[Data extracted from a collection]
<<<<
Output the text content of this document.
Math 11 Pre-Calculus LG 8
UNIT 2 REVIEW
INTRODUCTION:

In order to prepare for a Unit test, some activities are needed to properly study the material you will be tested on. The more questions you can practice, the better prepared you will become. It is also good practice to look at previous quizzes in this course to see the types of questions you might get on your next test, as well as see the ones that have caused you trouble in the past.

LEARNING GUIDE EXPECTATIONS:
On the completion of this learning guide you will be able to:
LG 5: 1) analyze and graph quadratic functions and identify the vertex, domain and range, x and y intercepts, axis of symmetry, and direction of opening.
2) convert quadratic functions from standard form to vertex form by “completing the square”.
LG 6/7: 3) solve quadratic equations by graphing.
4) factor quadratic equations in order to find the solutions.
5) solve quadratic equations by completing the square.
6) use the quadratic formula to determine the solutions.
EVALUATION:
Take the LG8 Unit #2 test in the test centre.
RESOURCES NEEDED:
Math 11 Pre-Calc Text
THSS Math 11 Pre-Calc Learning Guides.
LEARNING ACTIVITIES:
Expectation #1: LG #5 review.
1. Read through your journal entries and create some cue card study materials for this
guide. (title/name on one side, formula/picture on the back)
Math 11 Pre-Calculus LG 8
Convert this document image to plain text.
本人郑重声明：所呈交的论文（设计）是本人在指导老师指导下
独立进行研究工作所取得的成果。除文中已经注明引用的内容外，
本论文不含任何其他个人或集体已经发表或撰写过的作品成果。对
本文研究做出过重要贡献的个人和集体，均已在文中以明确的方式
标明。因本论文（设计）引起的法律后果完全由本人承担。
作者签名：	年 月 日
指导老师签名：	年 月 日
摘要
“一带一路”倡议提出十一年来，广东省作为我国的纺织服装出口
>>>>
<<<<
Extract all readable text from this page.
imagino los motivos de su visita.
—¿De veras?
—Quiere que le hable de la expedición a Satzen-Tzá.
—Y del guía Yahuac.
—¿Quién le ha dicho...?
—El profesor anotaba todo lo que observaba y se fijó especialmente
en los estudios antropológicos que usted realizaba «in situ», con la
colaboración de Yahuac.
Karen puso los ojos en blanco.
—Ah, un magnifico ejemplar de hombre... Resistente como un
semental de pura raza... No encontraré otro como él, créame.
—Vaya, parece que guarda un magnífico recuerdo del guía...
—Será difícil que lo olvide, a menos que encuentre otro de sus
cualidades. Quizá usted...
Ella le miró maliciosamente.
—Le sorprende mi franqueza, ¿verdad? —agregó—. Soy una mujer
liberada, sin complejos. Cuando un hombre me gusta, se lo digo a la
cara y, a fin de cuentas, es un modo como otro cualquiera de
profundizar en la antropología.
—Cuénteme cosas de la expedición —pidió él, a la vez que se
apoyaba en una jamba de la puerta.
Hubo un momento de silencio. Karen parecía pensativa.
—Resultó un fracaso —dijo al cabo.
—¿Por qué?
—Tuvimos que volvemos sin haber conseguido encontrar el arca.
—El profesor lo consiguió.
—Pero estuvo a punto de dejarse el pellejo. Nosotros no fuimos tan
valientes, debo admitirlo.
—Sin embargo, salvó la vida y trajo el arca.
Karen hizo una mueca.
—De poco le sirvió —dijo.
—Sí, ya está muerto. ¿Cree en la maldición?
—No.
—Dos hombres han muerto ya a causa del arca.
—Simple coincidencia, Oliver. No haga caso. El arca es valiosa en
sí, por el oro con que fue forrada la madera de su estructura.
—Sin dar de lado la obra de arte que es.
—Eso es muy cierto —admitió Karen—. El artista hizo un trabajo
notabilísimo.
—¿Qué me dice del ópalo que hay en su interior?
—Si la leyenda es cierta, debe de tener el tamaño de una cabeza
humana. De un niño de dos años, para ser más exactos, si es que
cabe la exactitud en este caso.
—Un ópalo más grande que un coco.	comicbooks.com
>>>>
→ **INSTRUCTION**
Copy whichever lines in the listing above contain the word "ópalo".

→ **THE RESPONSE**
—¿Qué me dice del ópalo que hay en su interior?
—Un ópalo más grande que un coco.	comicbooks.com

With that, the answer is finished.